[Dataset listings of figures]
-- START --
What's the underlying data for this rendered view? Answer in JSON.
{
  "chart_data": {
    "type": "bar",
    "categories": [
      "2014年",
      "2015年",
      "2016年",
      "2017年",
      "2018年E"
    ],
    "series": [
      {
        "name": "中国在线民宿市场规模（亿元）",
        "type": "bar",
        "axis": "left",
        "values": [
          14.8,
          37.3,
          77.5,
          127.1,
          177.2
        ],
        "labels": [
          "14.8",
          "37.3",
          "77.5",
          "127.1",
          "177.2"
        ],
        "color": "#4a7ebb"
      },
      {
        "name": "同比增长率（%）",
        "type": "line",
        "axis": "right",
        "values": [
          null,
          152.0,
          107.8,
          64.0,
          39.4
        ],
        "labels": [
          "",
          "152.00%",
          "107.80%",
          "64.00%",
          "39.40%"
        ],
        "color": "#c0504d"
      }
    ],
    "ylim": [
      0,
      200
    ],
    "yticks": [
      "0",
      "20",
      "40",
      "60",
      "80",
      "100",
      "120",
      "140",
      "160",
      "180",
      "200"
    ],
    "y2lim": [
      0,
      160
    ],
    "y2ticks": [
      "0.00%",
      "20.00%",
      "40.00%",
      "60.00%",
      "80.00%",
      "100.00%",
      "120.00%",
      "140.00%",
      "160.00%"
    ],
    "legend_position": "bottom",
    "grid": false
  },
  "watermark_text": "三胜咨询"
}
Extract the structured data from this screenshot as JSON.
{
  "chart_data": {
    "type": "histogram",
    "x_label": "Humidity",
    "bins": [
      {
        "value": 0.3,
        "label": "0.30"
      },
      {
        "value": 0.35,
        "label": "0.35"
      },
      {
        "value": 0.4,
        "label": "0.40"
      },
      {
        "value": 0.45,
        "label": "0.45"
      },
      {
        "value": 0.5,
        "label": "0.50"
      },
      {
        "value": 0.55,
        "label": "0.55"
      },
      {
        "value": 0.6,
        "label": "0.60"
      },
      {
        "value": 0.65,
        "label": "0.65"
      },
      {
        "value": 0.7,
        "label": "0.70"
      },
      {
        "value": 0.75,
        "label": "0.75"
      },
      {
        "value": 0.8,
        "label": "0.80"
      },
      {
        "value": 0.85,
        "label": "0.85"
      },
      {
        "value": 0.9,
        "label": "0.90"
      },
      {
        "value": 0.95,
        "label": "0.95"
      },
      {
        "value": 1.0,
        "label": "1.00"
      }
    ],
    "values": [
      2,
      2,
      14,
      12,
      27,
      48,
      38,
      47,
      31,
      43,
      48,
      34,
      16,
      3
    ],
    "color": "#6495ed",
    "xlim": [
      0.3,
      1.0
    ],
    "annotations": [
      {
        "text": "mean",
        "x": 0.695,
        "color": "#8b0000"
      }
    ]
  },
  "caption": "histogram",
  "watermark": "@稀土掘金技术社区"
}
-- END --
**TASK BRIEF:** Write out every entry again exactly, please, with nothing missing.

**SOLVED EXERCISE:**
What's the underlying data for this rendered view? Answer in JSON.
{
  "chart_data": {
    "type": "bar",
    "categories": [
      "2014年",
      "2015年",
      "2016年",
      "2017年",
      "2018年E"
    ],
    "series": [
      {
        "name": "中国在线民宿市场规模（亿元）",
        "type": "bar",
        "axis": "left",
        "values": [
          14.8,
          37.3,
          77.5,
          127.1,
          177.2
        ],
        "labels": [
          "14.8",
          "37.3",
          "77.5",
          "127.1",
          "177.2"
        ],
        "color": "#4a7ebb"
      },
      {
        "name": "同比增长率（%）",
        "type": "line",
        "axis": "right",
        "values": [
          null,
          152.0,
          107.8,
          64.0,
          39.4
        ],
        "labels": [
          "",
          "152.00%",
          "107.80%",
          "64.00%",
          "39.40%"
        ],
        "color": "#c0504d"
      }
    ],
    "ylim": [
      0,
      200
    ],
    "yticks": [
      "0",
      "20",
      "40",
      "60",
      "80",
      "100",
      "120",
      "140",
      "160",
      "180",
      "200"
    ],
    "y2lim": [
      0,
      160
    ],
    "y2ticks": [
      "0.00%",
      "20.00%",
      "40.00%",
      "60.00%",
      "80.00%",
      "100.00%",
      "120.00%",
      "140.00%",
      "160.00%"
    ],
    "legend_position": "bottom",
    "grid": false
  },
  "watermark_text": "三胜咨询"
}
Extract the structured data from this screenshot as JSON.
{
  "chart_data": {
    "type": "histogram",
    "x_label": "Humidity",
    "bins": [
      {
        "value": 0.3,
        "label": "0.30"
      },
      {
        "value": 0.35,
        "label": "0.35"
      },
      {
        "value": 0.4,
        "label": "0.40"
      },
      {
        "value": 0.45,
        "label": "0.45"
      },
      {
        "value": 0.5,
        "label": "0.50"
      },
      {
        "value": 0.55,
        "label": "0.55"
      },
      {
        "value": 0.6,
        "label": "0.60"
      },
      {
        "value": 0.65,
        "label": "0.65"
      },
      {
        "value": 0.7,
        "label": "0.70"
      },
      {
        "value": 0.75,
        "label": "0.75"
      },
      {
        "value": 0.8,
        "label": "0.80"
      },
      {
        "value": 0.85,
        "label": "0.85"
      },
      {
        "value": 0.9,
        "label": "0.90"
      },
      {
        "value": 0.95,
        "label": "0.95"
      },
      {
        "value": 1.0,
        "label": "1.00"
      }
    ],
    "values": [
      2,
      2,
      14,
      12,
      27,
      48,
      38,
      47,
      31,
      43,
      48,
      34,
      16,
      3
    ],
    "color": "#6495ed",
    "xlim": [
      0.3,
      1.0
    ],
    "annotations": [
      {
        "text": "mean",
        "x": 0.695,
        "color": "#8b0000"
      }
    ]
  },
  "caption": "histogram",
  "watermark": "@稀土掘金技术社区"
}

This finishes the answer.